Coral restoration programs are largely based on volunteer labor, so there is ample opportunity for education and community engagement. For example, the innovative Force Blue project is training retired Special Forces soldiers to transplant endangered coral species. Many of these veterans, including former Navy SEALs, find applying their military training to a global conservation mission therapeutic. Working underwater requires total focus; to get the job done, it’s essential to stay in visual contact with your dive partners, monitor your instruments and keep track of large predators eyeing you as a potential snack.
There is also a growing effort to develop super corals that can withstand warming seas. In Florida, Hawaii and Australia, this is being done by collecting corals that survived bleaching that killed off most their neighbors. Traditional selective breeding is then used to increase thermal tolerance with new generations.

..........

Task objective: Continue the passage on coral restoration from its final sentence.

Extracted data entries:
..........

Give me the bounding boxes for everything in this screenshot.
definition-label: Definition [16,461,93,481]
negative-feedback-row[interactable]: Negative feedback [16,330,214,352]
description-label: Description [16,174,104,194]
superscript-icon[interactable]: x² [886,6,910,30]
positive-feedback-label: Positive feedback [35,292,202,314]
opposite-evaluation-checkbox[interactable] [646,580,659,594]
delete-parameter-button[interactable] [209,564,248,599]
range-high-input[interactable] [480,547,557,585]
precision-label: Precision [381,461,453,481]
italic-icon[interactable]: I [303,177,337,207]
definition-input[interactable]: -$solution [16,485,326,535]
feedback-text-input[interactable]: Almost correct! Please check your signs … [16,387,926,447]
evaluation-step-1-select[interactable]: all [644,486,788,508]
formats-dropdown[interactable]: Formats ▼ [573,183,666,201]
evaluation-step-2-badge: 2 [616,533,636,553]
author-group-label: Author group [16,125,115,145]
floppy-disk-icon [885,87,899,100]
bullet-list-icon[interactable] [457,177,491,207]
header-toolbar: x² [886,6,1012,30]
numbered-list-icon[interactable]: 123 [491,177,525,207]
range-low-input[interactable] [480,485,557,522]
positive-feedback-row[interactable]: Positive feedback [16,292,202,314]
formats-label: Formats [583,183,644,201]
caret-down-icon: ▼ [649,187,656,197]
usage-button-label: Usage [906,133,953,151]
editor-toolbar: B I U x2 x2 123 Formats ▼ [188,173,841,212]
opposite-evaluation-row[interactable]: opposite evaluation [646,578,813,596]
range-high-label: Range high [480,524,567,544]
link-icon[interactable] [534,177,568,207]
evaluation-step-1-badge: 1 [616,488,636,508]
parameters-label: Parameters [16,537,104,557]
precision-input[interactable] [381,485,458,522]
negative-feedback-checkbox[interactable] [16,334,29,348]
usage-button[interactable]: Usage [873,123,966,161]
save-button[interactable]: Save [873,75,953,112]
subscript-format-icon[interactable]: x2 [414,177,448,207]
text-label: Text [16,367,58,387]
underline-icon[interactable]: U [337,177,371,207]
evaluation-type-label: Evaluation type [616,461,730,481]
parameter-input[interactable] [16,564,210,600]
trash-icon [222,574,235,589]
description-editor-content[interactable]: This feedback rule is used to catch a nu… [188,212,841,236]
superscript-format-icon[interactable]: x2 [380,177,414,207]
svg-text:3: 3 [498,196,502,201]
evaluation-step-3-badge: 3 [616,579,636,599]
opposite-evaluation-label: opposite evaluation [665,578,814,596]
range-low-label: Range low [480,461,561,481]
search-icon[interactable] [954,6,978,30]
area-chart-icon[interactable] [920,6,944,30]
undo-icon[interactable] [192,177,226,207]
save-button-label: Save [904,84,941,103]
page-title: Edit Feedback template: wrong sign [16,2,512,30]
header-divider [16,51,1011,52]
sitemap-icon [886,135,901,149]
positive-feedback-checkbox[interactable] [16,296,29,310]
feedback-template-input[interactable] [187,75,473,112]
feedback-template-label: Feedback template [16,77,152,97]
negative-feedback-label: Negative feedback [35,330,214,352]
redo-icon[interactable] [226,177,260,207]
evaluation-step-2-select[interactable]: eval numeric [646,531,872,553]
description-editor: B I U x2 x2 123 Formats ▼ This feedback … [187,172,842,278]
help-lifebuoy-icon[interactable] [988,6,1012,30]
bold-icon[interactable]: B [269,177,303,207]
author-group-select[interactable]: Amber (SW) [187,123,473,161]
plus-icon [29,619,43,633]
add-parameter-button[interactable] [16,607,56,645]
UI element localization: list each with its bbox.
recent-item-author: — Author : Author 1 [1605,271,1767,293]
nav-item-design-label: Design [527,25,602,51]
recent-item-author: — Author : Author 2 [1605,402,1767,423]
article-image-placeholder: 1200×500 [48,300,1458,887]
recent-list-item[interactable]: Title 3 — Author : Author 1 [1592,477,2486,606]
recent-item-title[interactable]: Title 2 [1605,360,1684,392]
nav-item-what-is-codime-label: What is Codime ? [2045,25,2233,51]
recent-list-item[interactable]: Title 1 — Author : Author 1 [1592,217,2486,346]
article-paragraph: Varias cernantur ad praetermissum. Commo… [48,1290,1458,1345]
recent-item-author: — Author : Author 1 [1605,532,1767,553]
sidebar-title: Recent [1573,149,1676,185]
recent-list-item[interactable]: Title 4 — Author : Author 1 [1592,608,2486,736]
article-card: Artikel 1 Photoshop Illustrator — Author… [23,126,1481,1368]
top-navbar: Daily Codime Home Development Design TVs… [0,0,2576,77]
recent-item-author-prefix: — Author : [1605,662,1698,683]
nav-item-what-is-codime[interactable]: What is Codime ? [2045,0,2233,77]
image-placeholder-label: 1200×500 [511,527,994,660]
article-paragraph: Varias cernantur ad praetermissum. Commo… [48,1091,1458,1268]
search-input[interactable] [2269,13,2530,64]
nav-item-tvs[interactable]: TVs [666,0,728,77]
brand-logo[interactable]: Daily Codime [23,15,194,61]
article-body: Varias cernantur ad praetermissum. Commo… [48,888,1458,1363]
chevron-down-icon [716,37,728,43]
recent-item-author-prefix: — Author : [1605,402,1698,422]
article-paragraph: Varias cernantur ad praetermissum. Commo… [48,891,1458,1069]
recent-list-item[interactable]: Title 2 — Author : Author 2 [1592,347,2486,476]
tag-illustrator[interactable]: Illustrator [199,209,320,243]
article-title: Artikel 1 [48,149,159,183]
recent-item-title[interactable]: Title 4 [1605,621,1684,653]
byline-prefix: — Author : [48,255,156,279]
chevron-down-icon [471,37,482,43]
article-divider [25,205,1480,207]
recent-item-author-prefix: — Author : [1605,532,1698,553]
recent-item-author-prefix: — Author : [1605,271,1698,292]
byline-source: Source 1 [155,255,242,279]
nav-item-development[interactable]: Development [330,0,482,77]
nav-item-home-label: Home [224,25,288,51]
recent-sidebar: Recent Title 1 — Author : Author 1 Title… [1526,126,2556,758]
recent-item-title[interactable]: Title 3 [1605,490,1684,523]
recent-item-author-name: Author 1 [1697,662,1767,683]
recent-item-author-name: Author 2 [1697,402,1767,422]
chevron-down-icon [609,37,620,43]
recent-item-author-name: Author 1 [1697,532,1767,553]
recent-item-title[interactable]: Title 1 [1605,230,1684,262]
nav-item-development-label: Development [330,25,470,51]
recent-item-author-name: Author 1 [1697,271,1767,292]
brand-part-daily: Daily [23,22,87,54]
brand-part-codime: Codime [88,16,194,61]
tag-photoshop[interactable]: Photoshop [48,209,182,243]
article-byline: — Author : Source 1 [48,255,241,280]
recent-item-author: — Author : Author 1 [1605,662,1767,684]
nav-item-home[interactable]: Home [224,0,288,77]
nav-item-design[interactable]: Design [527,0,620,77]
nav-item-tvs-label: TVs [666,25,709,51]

..........

Output for this exercise:
Many molecular biologists I know dream of someday using cutting-edge gene editing tools like CRISPR to alter the DNA of corals. The current challenge is to identity regions where coral DNA controls thermal tolerance and then identity the unique genetic or epigenetic coding of individuals least sensitive to warming. This is a huge technical challenge.
Biologist Hollie Putnam at the University of Rhode Island, a leader in this nascent field, is working towards understanding the complex instructions encoded in every coral’s DNA that control its response to unusually warm conditions. Her team is also exploring the immensely complex cascade underlying this adaptive response, including the expression of genes, the release of chemical compounds and even communication between cells. This is the level of mechanistic understanding required to eventually design super corals in a lab.
Although this work could lead to fundamental insights about the evolutionary biology of corals, I’m skeptical about the practical value. Optimizing one characteristic usually comes with a cost and making corals immune to warming would likely make them more sensitive to other challenges and less able to compete in the wild.
Moreover, warming affects many corals indirectly — for example, by benefitting the microorganisms that cause disease outbreaks. And the seas aren’t just warming; they’re becoming more acidic, less productive and the amount of oxygen in seawater, which is required by animals like corals and fishes to breathe, is decreasing.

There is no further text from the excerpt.